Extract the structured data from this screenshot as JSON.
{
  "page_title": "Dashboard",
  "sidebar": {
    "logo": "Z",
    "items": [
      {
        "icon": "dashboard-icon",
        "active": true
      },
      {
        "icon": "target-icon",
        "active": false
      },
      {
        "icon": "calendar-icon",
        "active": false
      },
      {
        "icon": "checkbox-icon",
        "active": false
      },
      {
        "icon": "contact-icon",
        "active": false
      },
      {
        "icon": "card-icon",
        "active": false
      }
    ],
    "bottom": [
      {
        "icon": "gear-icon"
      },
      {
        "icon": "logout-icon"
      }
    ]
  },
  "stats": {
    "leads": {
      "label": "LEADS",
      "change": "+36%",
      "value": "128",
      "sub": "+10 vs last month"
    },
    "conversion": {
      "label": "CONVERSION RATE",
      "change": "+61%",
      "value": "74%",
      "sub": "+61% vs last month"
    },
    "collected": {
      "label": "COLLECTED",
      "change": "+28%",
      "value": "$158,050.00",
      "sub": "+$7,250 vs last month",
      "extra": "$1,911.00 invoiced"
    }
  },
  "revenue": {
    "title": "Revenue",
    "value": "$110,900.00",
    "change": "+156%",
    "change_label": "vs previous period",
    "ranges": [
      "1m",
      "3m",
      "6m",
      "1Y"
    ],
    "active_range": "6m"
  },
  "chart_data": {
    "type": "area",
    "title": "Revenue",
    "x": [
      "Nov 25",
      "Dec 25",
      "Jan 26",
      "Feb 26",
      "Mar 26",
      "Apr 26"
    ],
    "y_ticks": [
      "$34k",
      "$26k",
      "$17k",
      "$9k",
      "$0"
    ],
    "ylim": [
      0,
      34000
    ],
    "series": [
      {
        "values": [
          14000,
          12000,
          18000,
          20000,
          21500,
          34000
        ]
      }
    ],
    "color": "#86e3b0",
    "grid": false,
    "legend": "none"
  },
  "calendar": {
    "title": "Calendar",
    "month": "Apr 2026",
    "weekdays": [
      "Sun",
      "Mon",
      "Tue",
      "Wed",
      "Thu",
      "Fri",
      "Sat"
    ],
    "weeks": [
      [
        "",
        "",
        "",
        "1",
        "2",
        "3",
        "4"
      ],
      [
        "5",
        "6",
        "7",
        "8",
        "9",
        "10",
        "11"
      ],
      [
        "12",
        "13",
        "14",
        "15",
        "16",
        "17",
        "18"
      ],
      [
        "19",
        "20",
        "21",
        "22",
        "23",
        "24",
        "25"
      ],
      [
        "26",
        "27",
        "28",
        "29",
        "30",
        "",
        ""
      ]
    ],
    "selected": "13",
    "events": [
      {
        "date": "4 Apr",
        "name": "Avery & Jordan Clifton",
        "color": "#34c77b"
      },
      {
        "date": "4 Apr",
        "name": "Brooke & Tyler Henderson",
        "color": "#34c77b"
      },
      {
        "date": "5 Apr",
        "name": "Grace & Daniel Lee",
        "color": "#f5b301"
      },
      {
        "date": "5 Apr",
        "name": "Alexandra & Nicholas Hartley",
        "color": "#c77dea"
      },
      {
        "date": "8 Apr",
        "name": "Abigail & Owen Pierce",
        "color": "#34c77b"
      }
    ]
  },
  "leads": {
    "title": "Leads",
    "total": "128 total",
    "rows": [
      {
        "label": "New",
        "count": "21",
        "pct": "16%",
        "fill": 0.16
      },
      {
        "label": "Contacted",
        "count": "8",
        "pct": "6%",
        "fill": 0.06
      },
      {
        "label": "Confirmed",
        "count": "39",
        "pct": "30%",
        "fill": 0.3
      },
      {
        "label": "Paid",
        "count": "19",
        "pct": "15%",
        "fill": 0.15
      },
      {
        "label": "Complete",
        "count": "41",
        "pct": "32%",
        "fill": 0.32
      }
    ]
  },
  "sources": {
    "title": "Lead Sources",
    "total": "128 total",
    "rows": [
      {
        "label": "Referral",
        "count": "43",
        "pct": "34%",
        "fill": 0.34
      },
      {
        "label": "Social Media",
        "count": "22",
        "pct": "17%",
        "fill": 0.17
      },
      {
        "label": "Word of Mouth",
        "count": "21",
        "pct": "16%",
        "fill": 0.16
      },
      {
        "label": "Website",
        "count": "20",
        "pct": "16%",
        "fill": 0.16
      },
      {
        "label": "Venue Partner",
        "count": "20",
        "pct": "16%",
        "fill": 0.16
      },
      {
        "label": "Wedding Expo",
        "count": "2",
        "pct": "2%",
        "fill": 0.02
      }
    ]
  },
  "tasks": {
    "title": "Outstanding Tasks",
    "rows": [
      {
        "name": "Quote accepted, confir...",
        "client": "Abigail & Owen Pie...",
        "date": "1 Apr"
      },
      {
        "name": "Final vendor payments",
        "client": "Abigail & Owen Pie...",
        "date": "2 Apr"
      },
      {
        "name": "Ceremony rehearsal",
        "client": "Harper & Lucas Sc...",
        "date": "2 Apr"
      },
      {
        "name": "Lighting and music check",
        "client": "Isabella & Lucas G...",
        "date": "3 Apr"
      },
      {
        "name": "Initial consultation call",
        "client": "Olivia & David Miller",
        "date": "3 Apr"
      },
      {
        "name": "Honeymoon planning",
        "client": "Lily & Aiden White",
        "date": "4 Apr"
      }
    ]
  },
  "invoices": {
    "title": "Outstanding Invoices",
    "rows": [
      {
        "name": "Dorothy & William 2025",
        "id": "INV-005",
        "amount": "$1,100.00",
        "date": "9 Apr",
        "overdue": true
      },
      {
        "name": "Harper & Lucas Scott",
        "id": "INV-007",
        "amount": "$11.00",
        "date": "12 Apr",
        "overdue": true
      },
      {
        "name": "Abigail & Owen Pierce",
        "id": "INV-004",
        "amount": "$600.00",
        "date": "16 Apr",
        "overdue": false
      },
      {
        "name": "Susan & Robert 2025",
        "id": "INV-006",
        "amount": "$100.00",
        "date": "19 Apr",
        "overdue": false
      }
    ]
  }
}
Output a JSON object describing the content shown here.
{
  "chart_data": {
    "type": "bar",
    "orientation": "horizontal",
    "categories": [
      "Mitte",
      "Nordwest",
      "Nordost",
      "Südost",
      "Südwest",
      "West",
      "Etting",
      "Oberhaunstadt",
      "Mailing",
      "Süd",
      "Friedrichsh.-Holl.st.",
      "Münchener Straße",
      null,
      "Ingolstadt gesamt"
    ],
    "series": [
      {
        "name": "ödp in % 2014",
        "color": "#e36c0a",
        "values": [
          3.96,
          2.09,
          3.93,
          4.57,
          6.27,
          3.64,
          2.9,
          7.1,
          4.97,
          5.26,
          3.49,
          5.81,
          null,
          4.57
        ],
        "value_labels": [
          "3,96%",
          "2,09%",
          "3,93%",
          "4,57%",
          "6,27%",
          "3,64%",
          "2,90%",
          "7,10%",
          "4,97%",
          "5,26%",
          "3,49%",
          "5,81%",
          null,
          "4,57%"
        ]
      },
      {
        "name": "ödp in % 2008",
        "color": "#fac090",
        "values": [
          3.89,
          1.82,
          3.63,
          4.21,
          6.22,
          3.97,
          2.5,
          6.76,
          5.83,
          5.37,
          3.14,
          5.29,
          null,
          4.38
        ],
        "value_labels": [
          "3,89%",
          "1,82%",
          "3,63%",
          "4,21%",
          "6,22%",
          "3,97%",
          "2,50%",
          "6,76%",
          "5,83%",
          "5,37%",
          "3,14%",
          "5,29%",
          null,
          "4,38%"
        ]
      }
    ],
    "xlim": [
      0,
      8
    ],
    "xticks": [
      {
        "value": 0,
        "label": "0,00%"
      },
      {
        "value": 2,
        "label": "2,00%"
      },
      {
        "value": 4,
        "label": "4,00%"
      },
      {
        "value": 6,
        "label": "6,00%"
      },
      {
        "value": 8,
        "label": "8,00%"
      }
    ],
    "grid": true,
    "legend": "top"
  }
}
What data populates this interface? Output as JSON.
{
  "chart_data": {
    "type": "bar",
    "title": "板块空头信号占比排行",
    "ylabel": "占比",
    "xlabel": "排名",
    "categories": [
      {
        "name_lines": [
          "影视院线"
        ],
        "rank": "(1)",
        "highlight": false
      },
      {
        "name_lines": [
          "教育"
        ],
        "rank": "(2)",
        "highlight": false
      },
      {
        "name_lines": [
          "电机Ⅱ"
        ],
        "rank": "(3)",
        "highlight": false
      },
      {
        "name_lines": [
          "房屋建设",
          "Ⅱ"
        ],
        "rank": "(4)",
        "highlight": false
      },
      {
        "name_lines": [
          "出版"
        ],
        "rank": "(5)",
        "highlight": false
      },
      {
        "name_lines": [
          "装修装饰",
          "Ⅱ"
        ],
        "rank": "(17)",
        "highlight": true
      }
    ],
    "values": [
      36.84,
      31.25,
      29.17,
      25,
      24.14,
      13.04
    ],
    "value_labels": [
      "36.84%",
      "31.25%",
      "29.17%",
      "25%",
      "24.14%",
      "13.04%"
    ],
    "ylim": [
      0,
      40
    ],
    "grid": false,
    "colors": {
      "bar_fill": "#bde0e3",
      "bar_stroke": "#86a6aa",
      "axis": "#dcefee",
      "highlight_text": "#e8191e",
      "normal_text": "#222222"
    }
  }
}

• • •

▸ WHAT THE TASK ASKS: List all lines where "rank" occurs.

▸ WRITTEN REPLY:
        "rank": "(1)",
        "rank": "(2)",
        "rank": "(3)",
        "rank": "(4)",
        "rank": "(5)",
        "rank": "(17)",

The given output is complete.